• **Written exercise**: Find each line containing the string "Doktrin" and return it.

(Dataset items)
_____

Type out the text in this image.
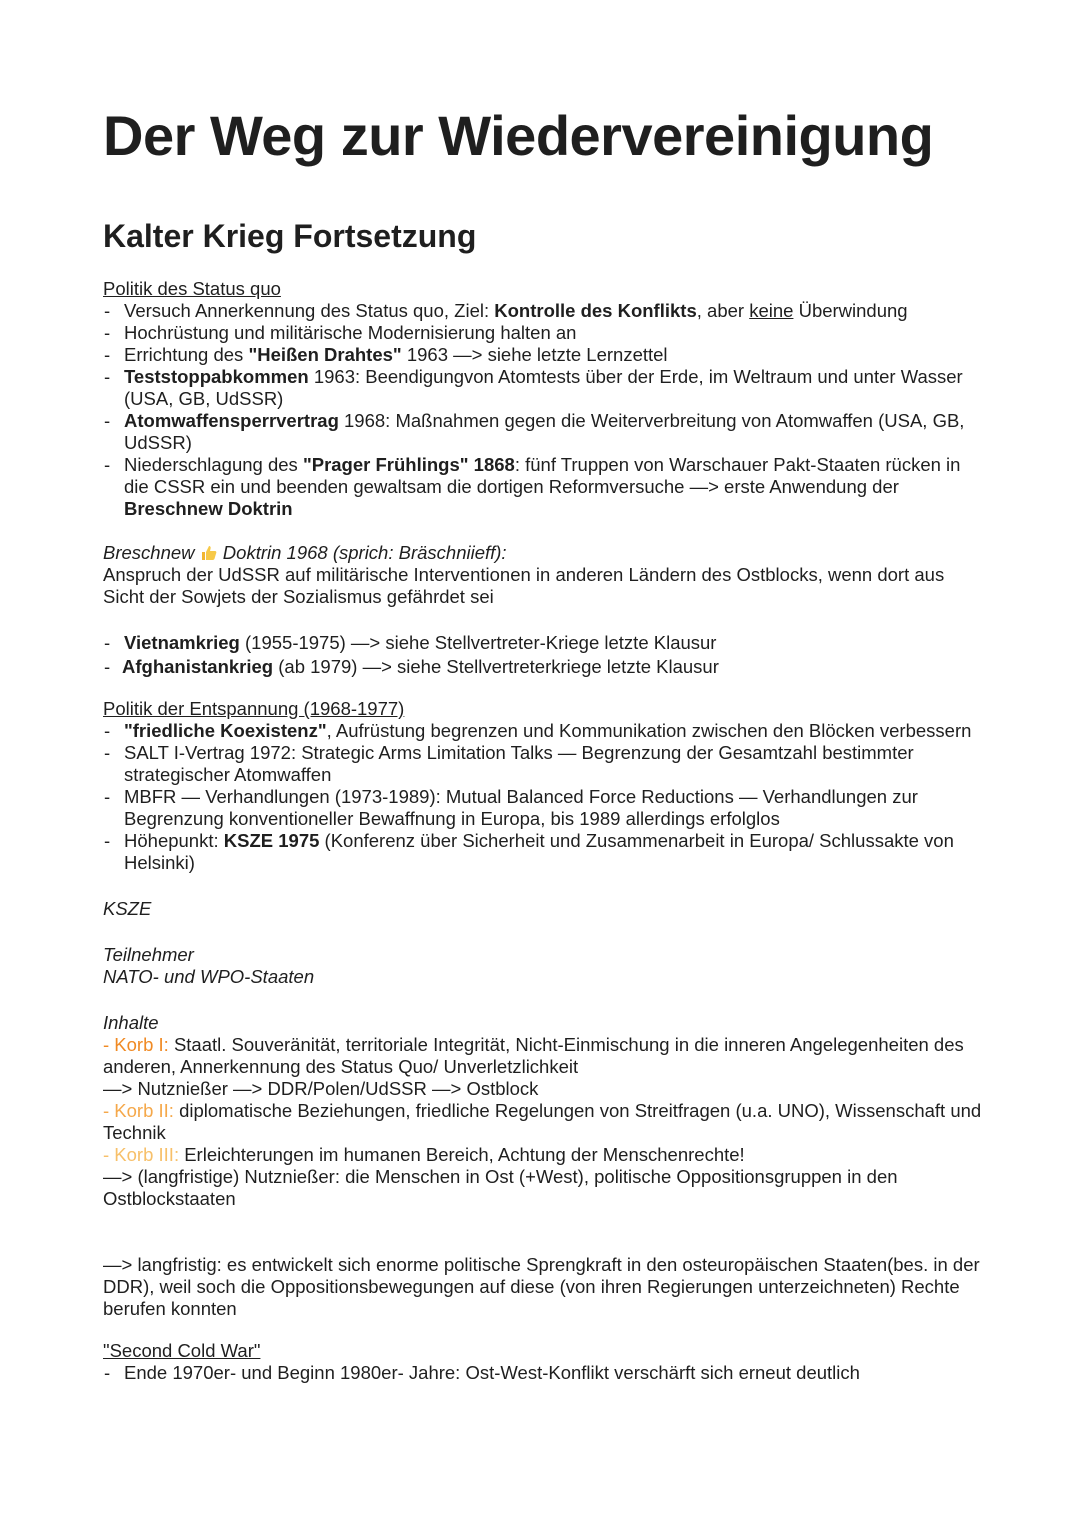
Der Weg zur Wiedervereinigung
Kalter Krieg Fortsetzung
Politik des Status quo
- Versuch Annerkennung des Status quo, Ziel: Kontrolle des Konflikts, aber keine Überwindung
- Hochrüstung und militärische Modernisierung halten an
- Errichtung des "Heißen Drahtes" 1963 —> siehe letzte Lernzettel
- Teststoppabkommen 1963: Beendigungvon Atomtests über der Erde, im Weltraum und unter Wasser (USA, GB, UdSSR)
- Atomwaffensperrvertrag 1968: Maßnahmen gegen die Weiterverbreitung von Atomwaffen (USA, GB, UdSSR)
- Niederschlagung des "Prager Frühlings" 1868: fünf Truppen von Warschauer Pakt-Staaten rücken in die CSSR ein und beenden gewaltsam die dortigen Reformversuche —> erste Anwendung der Breschnew Doktrin
Breschnew  Doktrin 1968 (sprich: Bräschniieff):
Anspruch der UdSSR auf militärische Interventionen in anderen Ländern des Ostblocks, wenn dort aus Sicht der Sowjets der Sozialismus gefährdet sei
- Vietnamkrieg (1955-1975) —> siehe Stellvertreter-Kriege letzte Klausur
- Afghanistankrieg (ab 1979) —> siehe Stellvertreterkriege letzte Klausur
Politik der Entspannung (1968-1977)
- "friedliche Koexistenz", Aufrüstung begrenzen und Kommunikation zwischen den Blöcken verbessern
- SALT I-Vertrag 1972: Strategic Arms Limitation Talks — Begrenzung der Gesamtzahl bestimmter strategischer Atomwaffen
- MBFR — Verhandlungen (1973-1989): Mutual Balanced Force Reductions — Verhandlungen zur Begrenzung konventioneller Bewaffnung in Europa, bis 1989 allerdings erfolglos
- Höhepunkt: KSZE 1975 (Konferenz über Sicherheit und Zusammenarbeit in Europa/ Schlussakte von Helsinki)
KSZE
Teilnehmer
NATO- und WPO-Staaten
Inhalte
- Korb I: Staatl. Souveränität, territoriale Integrität, Nicht-Einmischung in die inneren Angelegenheiten des anderen, Annerkennung des Status Quo/ Unverletzlichkeit
—> Nutznießer —> DDR/Polen/UdSSR —> Ostblock
- Korb II: diplomatische Beziehungen, friedliche Regelungen von Streitfragen (u.a. UNO), Wissenschaft und Technik
- Korb III: Erleichterungen im humanen Bereich, Achtung der Menschenrechte!
—> (langfristige) Nutznießer: die Menschen in Ost (+West), politische Oppositionsgruppen in den Ostblockstaaten
—> langfristig: es entwickelt sich enorme politische Sprengkraft in den osteuropäischen Staaten(bes. in der DDR), weil soch die Oppositionsbewegungen auf diese (von ihren Regierungen unterzeichneten) Rechte berufen konnten
"Second Cold War"
- Ende 1970er- und Beginn 1980er- Jahre: Ost-West-Konflikt verschärft sich erneut deutlich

_____

• **Final result**:
- Niederschlagung des "Prager Frühlings" 1868: fünf Truppen von Warschauer Pakt-Staaten rücken in die CSSR ein und beenden gewaltsam die dortigen Reformversuche —> erste Anwendung der Breschnew Doktrin
Breschnew  Doktrin 1968 (sprich: Bräschniieff):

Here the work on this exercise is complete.